> Task directions
Omit every picture and return the rest of the data unaltered.

> Data section
* * * * *
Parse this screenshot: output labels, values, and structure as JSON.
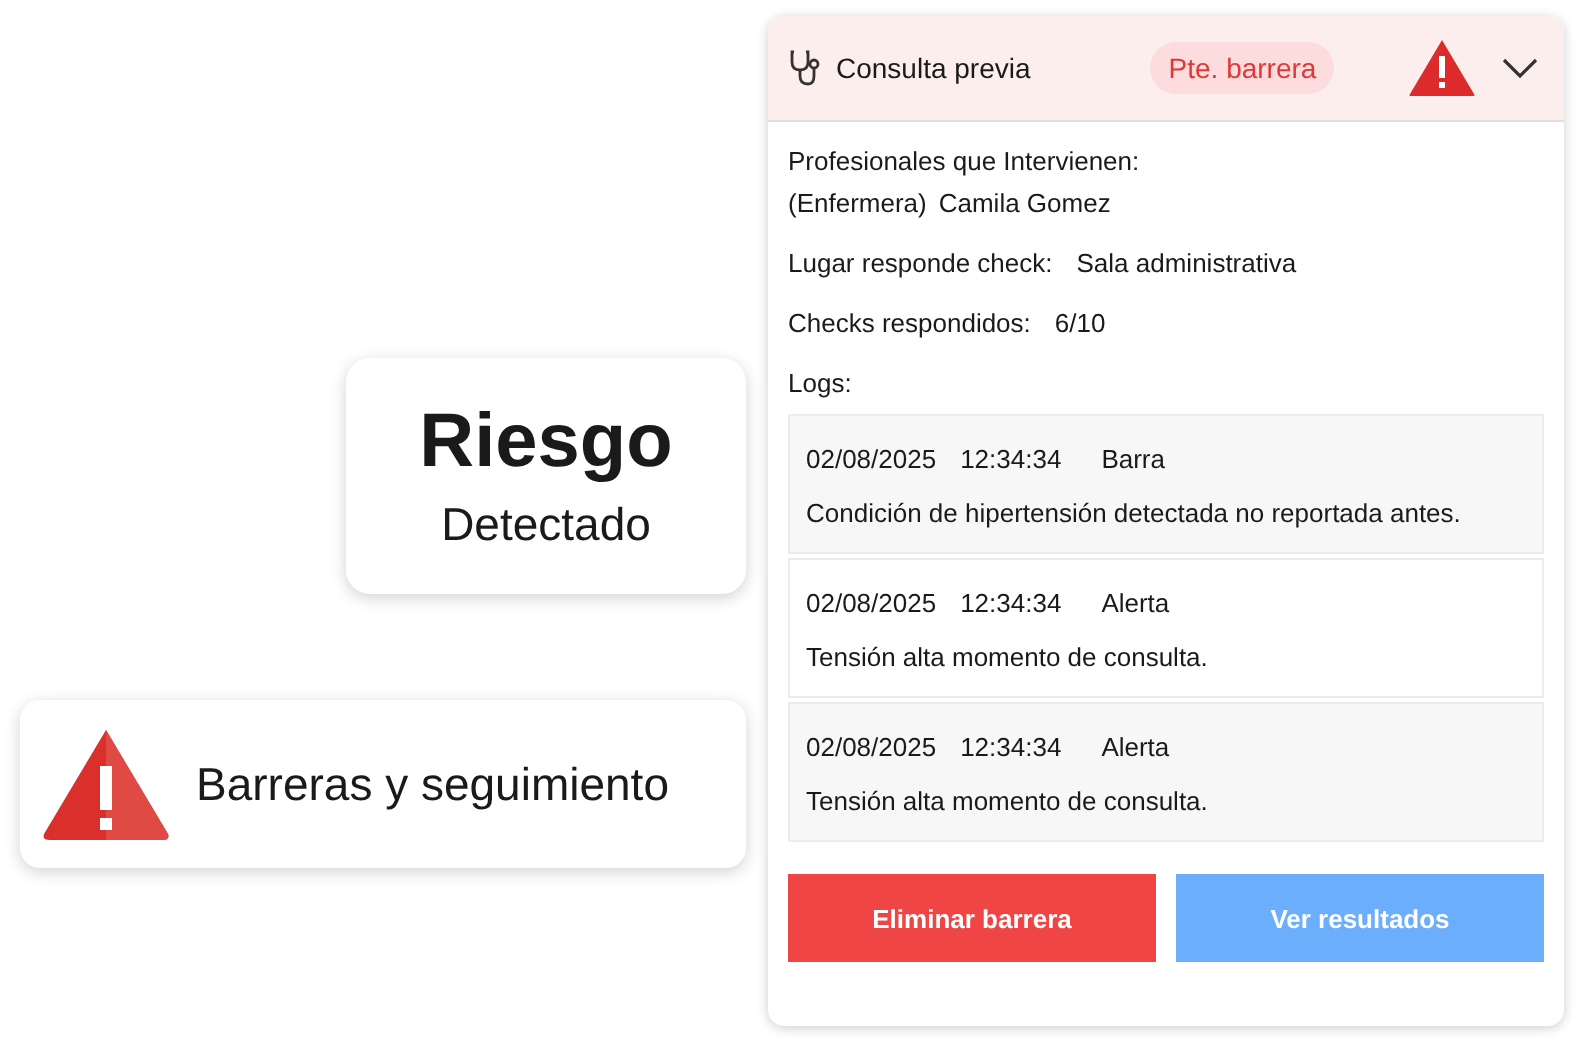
{
  "risk_card": {
    "title": "Riesgo",
    "subtitle": "Detectado"
  },
  "barriers_card": {
    "label": "Barreras y seguimiento"
  },
  "panel": {
    "title": "Consulta previa",
    "status_badge": "Pte. barrera",
    "expanded": true,
    "professionals_label": "Profesionales que Intervienen:",
    "professional_role": "(Enfermera)",
    "professional_name": "Camila Gomez",
    "fields": [
      {
        "label": "Lugar responde check:",
        "value": "Sala administrativa"
      },
      {
        "label": "Checks respondidos:",
        "value": "6/10"
      }
    ],
    "logs_label": "Logs:",
    "logs": [
      {
        "date": "02/08/2025",
        "time": "12:34:34",
        "type": "Barra",
        "message": "Condición de hipertensión detectada no reportada antes."
      },
      {
        "date": "02/08/2025",
        "time": "12:34:34",
        "type": "Alerta",
        "message": "Tensión alta momento de consulta."
      },
      {
        "date": "02/08/2025",
        "time": "12:34:34",
        "type": "Alerta",
        "message": "Tensión alta momento de consulta."
      }
    ],
    "buttons": [
      {
        "label": "Eliminar barrera",
        "kind": "danger"
      },
      {
        "label": "Ver resultados",
        "kind": "primary"
      }
    ]
  }
}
* * * * *
> Solved problem
Parse this screenshot: output labels, values, and structure as JSON.
{
  "risk_card": {
    "title": "Riesgo",
    "subtitle": "Detectado"
  },
  "barriers_card": {
    "label": "Barreras y seguimiento"
  },
  "panel": {
    "title": "Consulta previa",
    "status_badge": "Pte. barrera",
    "expanded": true,
    "professionals_label": "Profesionales que Intervienen:",
    "professional_role": "(Enfermera)",
    "professional_name": "Camila Gomez",
    "fields": [
      {
        "label": "Lugar responde check:",
        "value": "Sala administrativa"
      },
      {
        "label": "Checks respondidos:",
        "value": "6/10"
      }
    ],
    "logs_label": "Logs:",
    "logs": [
      {
        "date": "02/08/2025",
        "time": "12:34:34",
        "type": "Barra",
        "message": "Condición de hipertensión detectada no reportada antes."
      },
      {
        "date": "02/08/2025",
        "time": "12:34:34",
        "type": "Alerta",
        "message": "Tensión alta momento de consulta."
      },
      {
        "date": "02/08/2025",
        "time": "12:34:34",
        "type": "Alerta",
        "message": "Tensión alta momento de consulta."
      }
    ],
    "buttons": [
      {
        "label": "Eliminar barrera",
        "kind": "danger"
      },
      {
        "label": "Ver resultados",
        "kind": "primary"
      }
    ]
  }
}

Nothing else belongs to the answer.